══ EXTRAIT DU DOCUMENT ══

Kanchana Wickramasinghe

Les agriculteurs et autres groupes particulièrement vulnérables aux effets néfastes du changement climatique nécessitent des stratégies efficaces en matière de gestion des risques. Cet article présente le potentiel et les modalités pratiques de la mise en œuvre d’une assurance climatique pour les agriculteurs dans la zone aride du Sri Lanka. Des données récentes et précises sur les précipitations ainsi qu’un programme de formation pour les agriculteurs sur l’assurance climatique en général, et plus spécifiquement, sur l’assurance indexée sont essentiels à son succès.

 

Les communautés dont les moyens de subsistance dépendent des conditions climatiques sont particulièrement vulnérables aux effets néfastes des changements climatiques. Les exploitants agricoles de la zone aride du Sri Lanka, par exemple, ont subi des perturbations considérables des régimes pluviométriques au cours de ces dernières années, ainsi qu’un accroissement du nombre de catastrophes naturelles. Leurs moyens de subsistance sont menacés par les cycles d’inondations et de sécheresses qui se sont succédés au cours des cinq dernières années.

Certes, les incertitudes sont inhérentes aux moyens de subsistance agricoles, mais les nouvelles tendances climatiques les aggravent, menaçant ainsi les pratiques agricoles traditionnelles du Sri Lanka. Cette situation requiert donc des stratégies efficaces de gestion des risques pour les exploitants agricoles – et un outil communément proposé est l’assurance basée sur des indices climatiques. Dans une  étude récente, son potentiel et ses modalités pratiques ont été examinés.

═══
══ DONNÉES FOURNIES ══

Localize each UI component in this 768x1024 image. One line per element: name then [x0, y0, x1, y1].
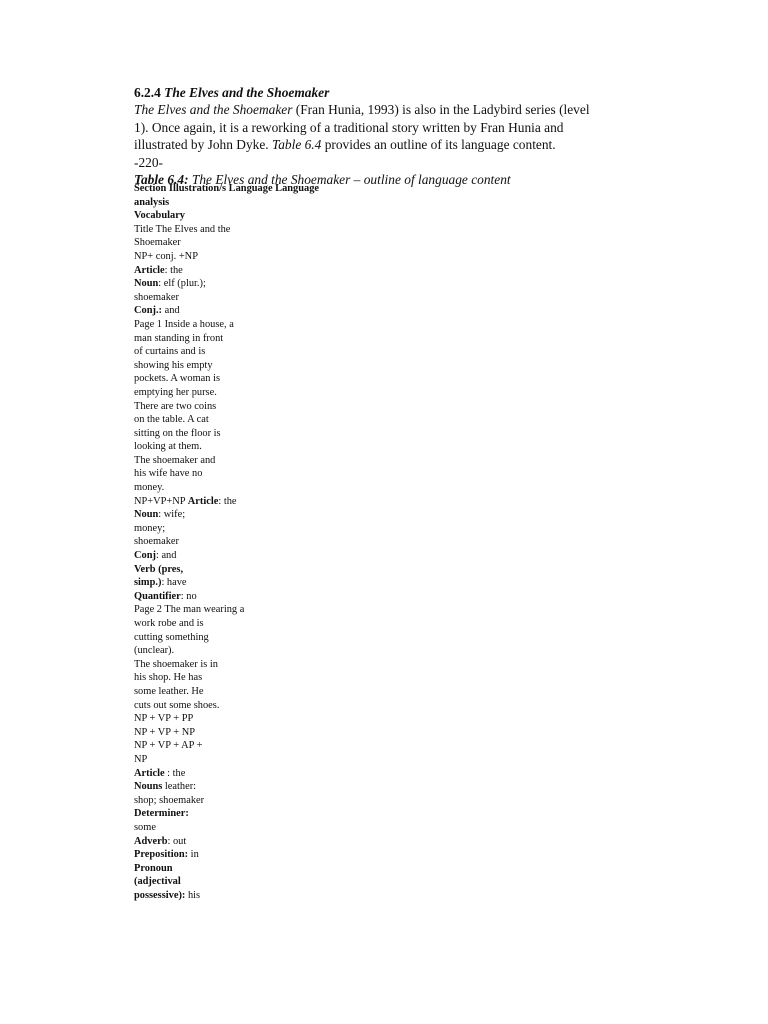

═══

:: TRAVAIL À FAIRE ::
Poursuivez le texte sur l'assurance climatique pour les agriculteurs de la zone aride du Sri Lanka à partir de l'endroit où il s'arrête. Le matériel qui suit le texte est indépendant de celui-ci.

:: RÉPONSE ATTENDUE ::
Obstacles

L’assurance climatique, sous forme d’assurance récoltes, existe depuis des décennies au Sri Lanka, principalement parce que c’est une obligation pour l’obtention de prêts agricoles auprès des institutions financières formelles. L’Office du développement agricole et agraire (Agriculture and Agrarian Development Board) est l’organisme qui s’occupe de l’assurance récoltes proposée par le gouvernement. Deux entreprises privées proposent également des produits d’assurance récoltes en combinaison avec des prêts agricoles accordés par leurs banques partenaires.

Les produits traditionnels d’assurance récoltes au Sri Lanka adoptent une approche fondée sur des indemnités, selon laquelle les indemnités d’assurance sont calculées sur la base de l’évaluation sur place des pertes résultant des catastrophes identifiées. L’évaluation sur place des pertes induit des coûts élevés en termes de temps et d’argent. Il existe également de nombreux problèmes de transparence pour les agriculteurs, ce qui entraîne une perte de confiance.

La quasi-totalité des problèmes liés à l’assurance fondée sur les indemnités est visible dans le contexte sri-lankais, y compris la sélection adverse et l’aléa moral. Ces problèmes pourraient entraîner de faibles niveaux de couverture de l’assurance récoltes au cours des années.

L’alternative est de passer à l’assurance basée sur des indices climatiques, qui fait usage d’un paramètre objectif tel que la pluviométrie qui est en étroite corrélation avec le rendement des cultures. Il est par conséquent possible de surmonter une série de problèmes avec l’assurance fondée sur les indemnités.

La faisabilité technique de l’assurance indexée

Nous avons conduit une série d’entretiens sur le terrain auprès d’exploitants agricoles sur les défis climatiques auxquels ils ont été confrontés au cours des deux ou trois dernières décennies. Nous avons été impressionnés par leur capacité à se remémorer les mauvaises années remontant jusqu’aux années 1980 et les difficultés spécifiques par lesquelles ils sont passés, en particulier à cause d’évènements induits par les changements climatiques.
La fréquence des mauvaises années a montré une tendance croissante, selon leurs souvenirs des dix dernières années.

 

Nous avons ensuite fait correspondre l’expérience des exploitants agricoles avec les données obtenues du Climate Hazards Group InfraRed Precipitation with Station (CHIRPS). Le CHIRPS est une base de données quasi mondiale sur les précipitations couvrant la période allant de 1981 à ce jour.

Les expériences des agriculteurs sri-lankais concernant les pluies, les inondations et les sécheresses au cours d’un mois donné pendant les mauvaises années sont directement comparables avec les anomalies de précipitations indiquées dans les cartes CHIRPS. Ce qui donne à penser que la mise en œuvre de l’assurance basée sur les indices climatiques au Sri Lanka est techniquement faisable.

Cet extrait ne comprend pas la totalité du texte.